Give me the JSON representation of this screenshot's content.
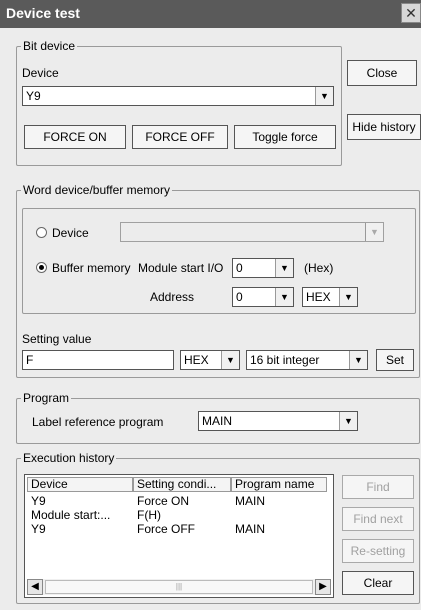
{
  "window": {
    "title": "Device test"
  },
  "side_buttons": {
    "close": "Close",
    "hide_history": "Hide history"
  },
  "bit_device": {
    "group_label": "Bit device",
    "device_label": "Device",
    "device_value": "Y9",
    "force_on": "FORCE ON",
    "force_off": "FORCE OFF",
    "toggle_force": "Toggle force"
  },
  "word_device": {
    "group_label": "Word device/buffer memory",
    "device_radio_label": "Device",
    "device_selected": false,
    "buffer_radio_label": "Buffer memory",
    "buffer_selected": true,
    "module_start_label": "Module start I/O",
    "module_start_value": "0",
    "hex_label": "(Hex)",
    "address_label": "Address",
    "address_value": "0",
    "address_format": "HEX"
  },
  "setting_value": {
    "label": "Setting value",
    "value": "F",
    "format": "HEX",
    "type": "16 bit integer",
    "set_button": "Set"
  },
  "program": {
    "group_label": "Program",
    "label_ref": "Label reference program",
    "value": "MAIN"
  },
  "history": {
    "group_label": "Execution history",
    "columns": [
      "Device",
      "Setting condi...",
      "Program name"
    ],
    "rows": [
      [
        "Y9",
        "Force ON",
        "MAIN"
      ],
      [
        "Module start:...",
        "F(H)",
        ""
      ],
      [
        "Y9",
        "Force OFF",
        "MAIN"
      ]
    ],
    "scroll_grip": "|||",
    "buttons": {
      "find": "Find",
      "find_next": "Find next",
      "resetting": "Re-setting",
      "clear": "Clear"
    }
  },
  "icons": {
    "close": "close-icon",
    "dropdown": "chevron-down-icon",
    "scroll_left": "arrow-left-icon",
    "scroll_right": "arrow-right-icon"
  }
}
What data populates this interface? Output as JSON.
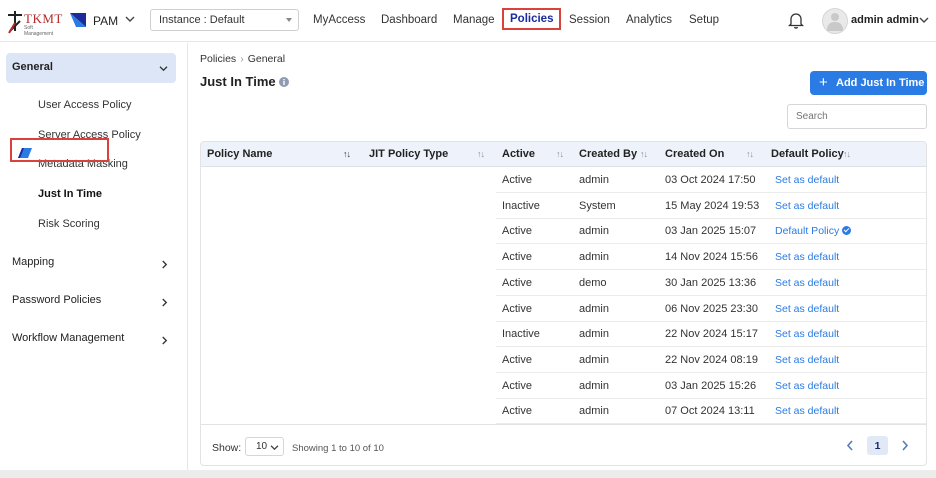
{
  "brand": {
    "logo_text": "TKMT",
    "logo_sub": "Soft Management",
    "product": "PAM"
  },
  "instance": {
    "label": "Instance : Default"
  },
  "nav": {
    "items": [
      {
        "label": "MyAccess"
      },
      {
        "label": "Dashboard"
      },
      {
        "label": "Manage"
      },
      {
        "label": "Policies",
        "active": true
      },
      {
        "label": "Session"
      },
      {
        "label": "Analytics"
      },
      {
        "label": "Setup"
      }
    ]
  },
  "user": {
    "name": "admin admin"
  },
  "sidebar": {
    "general": "General",
    "general_items": [
      "User Access Policy",
      "Server Access Policy",
      "Metadata Masking",
      "Just In Time",
      "Risk Scoring"
    ],
    "groups": [
      "Mapping",
      "Password Policies",
      "Workflow Management"
    ]
  },
  "breadcrumb": {
    "root": "Policies",
    "current": "General"
  },
  "page": {
    "title": "Just In Time",
    "add_label": "Add Just In Time",
    "search_placeholder": "Search"
  },
  "table": {
    "columns": [
      "Policy Name",
      "JIT Policy Type",
      "Active",
      "Created By",
      "Created On",
      "Default Policy"
    ],
    "rows": [
      {
        "active": "Active",
        "created_by": "admin",
        "created_on": "03 Oct 2024 17:50",
        "default": "Set as default"
      },
      {
        "active": "Inactive",
        "created_by": "System",
        "created_on": "15 May 2024 19:53",
        "default": "Set as default"
      },
      {
        "active": "Active",
        "created_by": "admin",
        "created_on": "03 Jan 2025 15:07",
        "default": "Default Policy",
        "is_default": true
      },
      {
        "active": "Active",
        "created_by": "admin",
        "created_on": "14 Nov 2024 15:56",
        "default": "Set as default"
      },
      {
        "active": "Active",
        "created_by": "demo",
        "created_on": "30 Jan 2025 13:36",
        "default": "Set as default"
      },
      {
        "active": "Active",
        "created_by": "admin",
        "created_on": "06 Nov 2025 23:30",
        "default": "Set as default"
      },
      {
        "active": "Inactive",
        "created_by": "admin",
        "created_on": "22 Nov 2024 15:17",
        "default": "Set as default"
      },
      {
        "active": "Active",
        "created_by": "admin",
        "created_on": "22 Nov 2024 08:19",
        "default": "Set as default"
      },
      {
        "active": "Active",
        "created_by": "admin",
        "created_on": "03 Jan 2025 15:26",
        "default": "Set as default"
      },
      {
        "active": "Active",
        "created_by": "admin",
        "created_on": "07 Oct 2024 13:11",
        "default": "Set as default"
      }
    ]
  },
  "footer": {
    "show_label": "Show:",
    "page_size": "10",
    "showing": "Showing 1 to 10 of 10",
    "page": "1"
  },
  "colors": {
    "accent": "#2a7be4",
    "highlight": "#d9423c",
    "sidebar_active_bg": "#dde6f7"
  }
}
★ ★ ★ ★
Collect from the data above every line that includes "true".

    "buffer_selected": true,
        "active": true
        "is_default": true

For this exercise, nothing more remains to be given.